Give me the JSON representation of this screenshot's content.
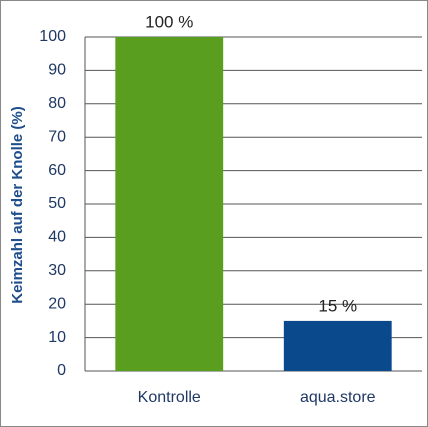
{
  "chart_data": {
    "type": "bar",
    "y_label": "Keimzahl auf der Knolle (%)",
    "categories": [
      "Kontrolle",
      "aqua.store"
    ],
    "values": [
      100,
      15
    ],
    "value_labels": [
      "100  %",
      "15  %"
    ],
    "colors": [
      "#5a9e1f",
      "#0a4a8c"
    ],
    "ylim": [
      0,
      100
    ],
    "yticks": [
      0,
      10,
      20,
      30,
      40,
      50,
      60,
      70,
      80,
      90,
      100
    ],
    "grid": true
  }
}
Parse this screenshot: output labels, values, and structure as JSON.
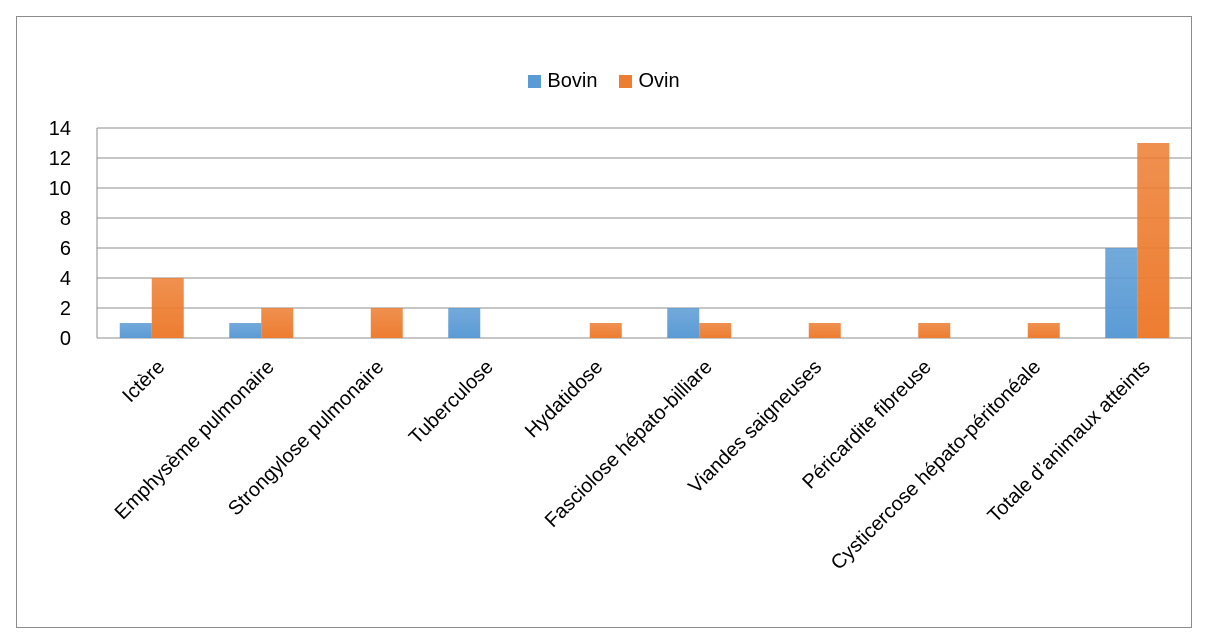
{
  "chart_data": {
    "type": "bar",
    "categories": [
      "Ictère",
      "Emphysème pulmonaire",
      "Strongylose pulmonaire",
      "Tuberculose",
      "Hydatidose",
      "Fasciolose hépato-billiare",
      "Viandes saigneuses",
      "Péricardite fibreuse",
      "Cysticercose hépato-péritonéale",
      "Totale d’animaux atteints"
    ],
    "series": [
      {
        "name": "Bovin",
        "color": "#5b9bd5",
        "values": [
          1,
          1,
          0,
          2,
          0,
          2,
          0,
          0,
          0,
          6
        ]
      },
      {
        "name": "Ovin",
        "color": "#ed7d31",
        "values": [
          4,
          2,
          2,
          0,
          1,
          1,
          1,
          1,
          1,
          13
        ]
      }
    ],
    "ylim": [
      0,
      14
    ],
    "yticks": [
      0,
      2,
      4,
      6,
      8,
      10,
      12,
      14
    ],
    "grid": true,
    "legend_position": "top-center"
  }
}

==============================

Repeat all of the records verbatim, leaving out the pictures.

Give me the JSON representation of this screenshot's content.
{
  "chart_data": {
    "type": "bar",
    "y_label": "Keimzahl auf der Knolle (%)",
    "categories": [
      "Kontrolle",
      "aqua.store"
    ],
    "values": [
      100,
      15
    ],
    "value_labels": [
      "100  %",
      "15  %"
    ],
    "colors": [
      "#5a9e1f",
      "#0a4a8c"
    ],
    "ylim": [
      0,
      100
    ],
    "yticks": [
      0,
      10,
      20,
      30,
      40,
      50,
      60,
      70,
      80,
      90,
      100
    ],
    "grid": true
  }
}
Parse this screenshot: output labels, values, and structure as JSON.
{
  "chart_data": {
    "type": "bar",
    "categories": [
      "Ictère",
      "Emphysème pulmonaire",
      "Strongylose pulmonaire",
      "Tuberculose",
      "Hydatidose",
      "Fasciolose hépato-billiare",
      "Viandes saigneuses",
      "Péricardite fibreuse",
      "Cysticercose hépato-péritonéale",
      "Totale d’animaux atteints"
    ],
    "series": [
      {
        "name": "Bovin",
        "color": "#5b9bd5",
        "values": [
          1,
          1,
          0,
          2,
          0,
          2,
          0,
          0,
          0,
          6
        ]
      },
      {
        "name": "Ovin",
        "color": "#ed7d31",
        "values": [
          4,
          2,
          2,
          0,
          1,
          1,
          1,
          1,
          1,
          13
        ]
      }
    ],
    "ylim": [
      0,
      14
    ],
    "yticks": [
      0,
      2,
      4,
      6,
      8,
      10,
      12,
      14
    ],
    "grid": true,
    "legend_position": "top-center"
  }
}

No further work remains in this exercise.